LISTED RECORDS —
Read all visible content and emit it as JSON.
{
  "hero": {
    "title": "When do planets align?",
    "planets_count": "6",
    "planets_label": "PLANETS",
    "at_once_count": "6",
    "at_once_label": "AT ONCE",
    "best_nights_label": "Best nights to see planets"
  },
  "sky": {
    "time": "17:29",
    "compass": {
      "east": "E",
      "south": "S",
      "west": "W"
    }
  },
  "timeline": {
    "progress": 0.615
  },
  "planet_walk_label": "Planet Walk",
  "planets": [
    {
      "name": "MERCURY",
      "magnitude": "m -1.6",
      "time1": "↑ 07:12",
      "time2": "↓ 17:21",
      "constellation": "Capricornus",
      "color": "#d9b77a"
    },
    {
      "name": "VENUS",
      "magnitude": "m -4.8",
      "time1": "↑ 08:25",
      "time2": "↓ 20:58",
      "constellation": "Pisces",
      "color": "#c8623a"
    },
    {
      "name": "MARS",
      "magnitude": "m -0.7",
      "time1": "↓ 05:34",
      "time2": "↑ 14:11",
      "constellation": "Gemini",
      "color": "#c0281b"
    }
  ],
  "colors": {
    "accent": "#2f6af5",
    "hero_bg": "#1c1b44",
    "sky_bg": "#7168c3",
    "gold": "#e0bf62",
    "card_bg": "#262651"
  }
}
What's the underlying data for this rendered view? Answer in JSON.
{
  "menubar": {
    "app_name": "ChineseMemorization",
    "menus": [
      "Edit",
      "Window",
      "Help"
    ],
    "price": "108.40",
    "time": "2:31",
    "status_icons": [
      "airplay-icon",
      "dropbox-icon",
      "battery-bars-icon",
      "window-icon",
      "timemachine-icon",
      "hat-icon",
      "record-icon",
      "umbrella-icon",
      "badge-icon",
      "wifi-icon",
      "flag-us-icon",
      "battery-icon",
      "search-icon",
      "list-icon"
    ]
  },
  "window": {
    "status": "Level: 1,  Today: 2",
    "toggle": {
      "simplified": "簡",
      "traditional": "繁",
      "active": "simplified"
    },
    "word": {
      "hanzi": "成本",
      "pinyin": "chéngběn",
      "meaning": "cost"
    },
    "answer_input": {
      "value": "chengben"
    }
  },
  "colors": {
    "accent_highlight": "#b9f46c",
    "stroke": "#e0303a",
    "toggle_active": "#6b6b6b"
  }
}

THE REQUEST — Only the lines from the one containing "What's the underlying" through the end of the entries above belong in the answer; repeat them exactly.

COMPLETED TASK —
What's the underlying data for this rendered view? Answer in JSON.
{
  "menubar": {
    "app_name": "ChineseMemorization",
    "menus": [
      "Edit",
      "Window",
      "Help"
    ],
    "price": "108.40",
    "time": "2:31",
    "status_icons": [
      "airplay-icon",
      "dropbox-icon",
      "battery-bars-icon",
      "window-icon",
      "timemachine-icon",
      "hat-icon",
      "record-icon",
      "umbrella-icon",
      "badge-icon",
      "wifi-icon",
      "flag-us-icon",
      "battery-icon",
      "search-icon",
      "list-icon"
    ]
  },
  "window": {
    "status": "Level: 1,  Today: 2",
    "toggle": {
      "simplified": "簡",
      "traditional": "繁",
      "active": "simplified"
    },
    "word": {
      "hanzi": "成本",
      "pinyin": "chéngběn",
      "meaning": "cost"
    },
    "answer_input": {
      "value": "chengben"
    }
  },
  "colors": {
    "accent_highlight": "#b9f46c",
    "stroke": "#e0303a",
    "toggle_active": "#6b6b6b"
  }
}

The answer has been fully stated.